→ WHAT YOU SHOULD DO: Reproduce every entry exactly and leave its pictures out.

→ RECORDS FOR THE TASK:
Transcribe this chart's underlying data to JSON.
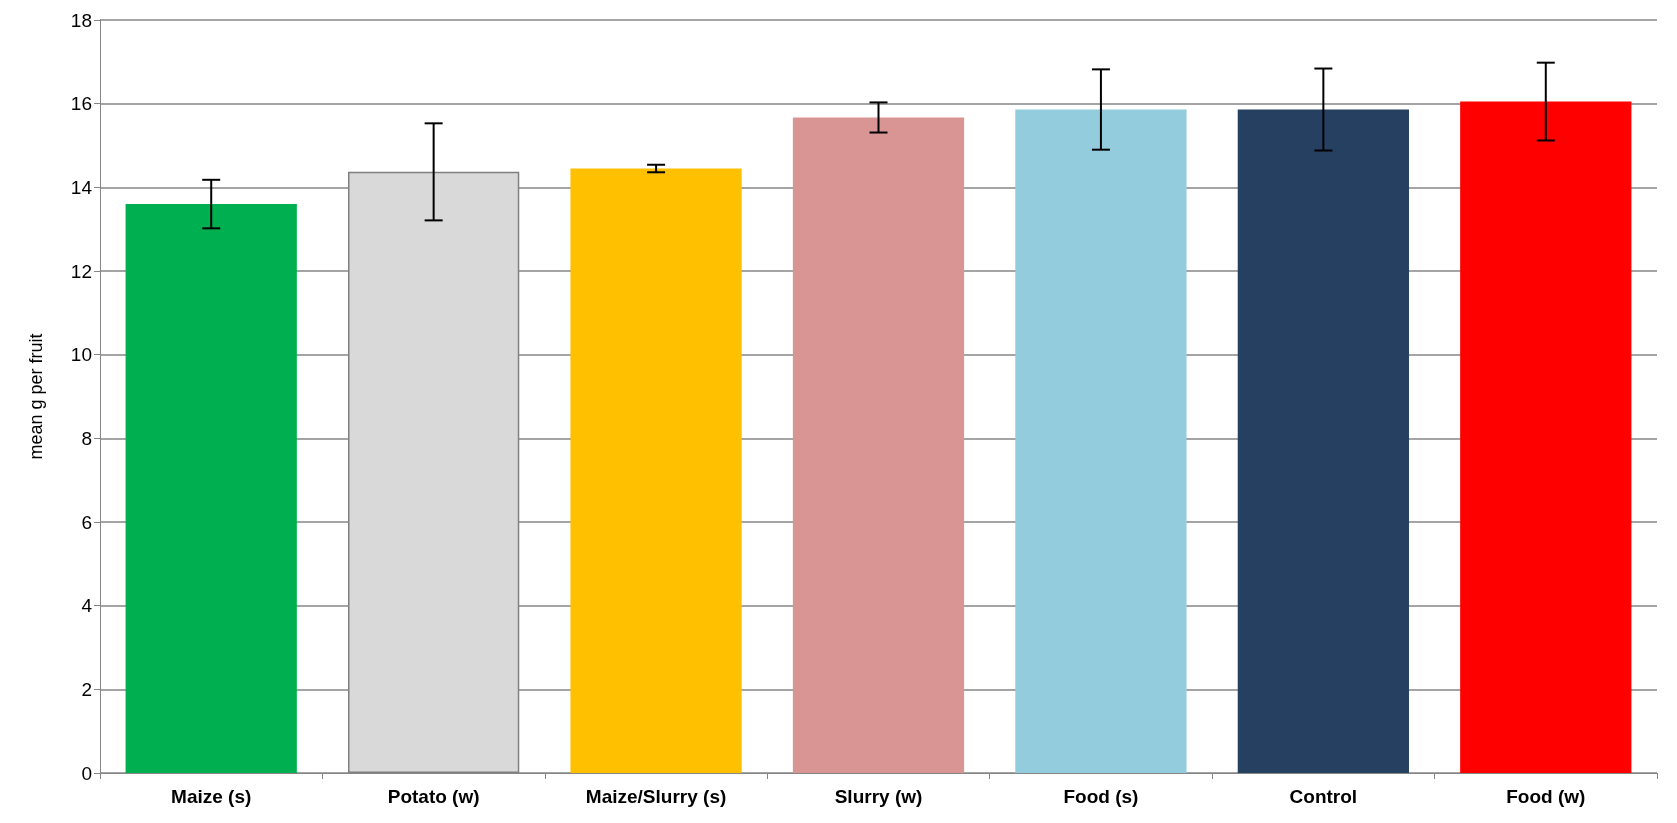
{
  "chart_data": {
    "type": "bar",
    "ylabel": "mean g per fruit",
    "categories": [
      "Maize (s)",
      "Potato (w)",
      "Maize/Slurry (s)",
      "Slurry (w)",
      "Food (s)",
      "Control",
      "Food (w)"
    ],
    "values": [
      13.6,
      14.37,
      14.45,
      15.67,
      15.86,
      15.86,
      16.05
    ],
    "errors": [
      0.58,
      1.16,
      0.09,
      0.36,
      0.96,
      0.98,
      0.93
    ],
    "colors": [
      "#00b050",
      "#d9d9d9",
      "#ffc000",
      "#d99594",
      "#93cddd",
      "#254061",
      "#ff0000"
    ],
    "ylim": [
      0,
      18
    ],
    "yticks": [
      0,
      2,
      4,
      6,
      8,
      10,
      12,
      14,
      16,
      18
    ],
    "grid": "y"
  }
}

→ ANSWER TO THE PROBLEM:
Transcribe this chart's underlying data to JSON.
{
  "chart_data": {
    "type": "bar",
    "ylabel": "mean g per fruit",
    "categories": [
      "Maize (s)",
      "Potato (w)",
      "Maize/Slurry (s)",
      "Slurry (w)",
      "Food (s)",
      "Control",
      "Food (w)"
    ],
    "values": [
      13.6,
      14.37,
      14.45,
      15.67,
      15.86,
      15.86,
      16.05
    ],
    "errors": [
      0.58,
      1.16,
      0.09,
      0.36,
      0.96,
      0.98,
      0.93
    ],
    "colors": [
      "#00b050",
      "#d9d9d9",
      "#ffc000",
      "#d99594",
      "#93cddd",
      "#254061",
      "#ff0000"
    ],
    "ylim": [
      0,
      18
    ],
    "yticks": [
      0,
      2,
      4,
      6,
      8,
      10,
      12,
      14,
      16,
      18
    ],
    "grid": "y"
  }
}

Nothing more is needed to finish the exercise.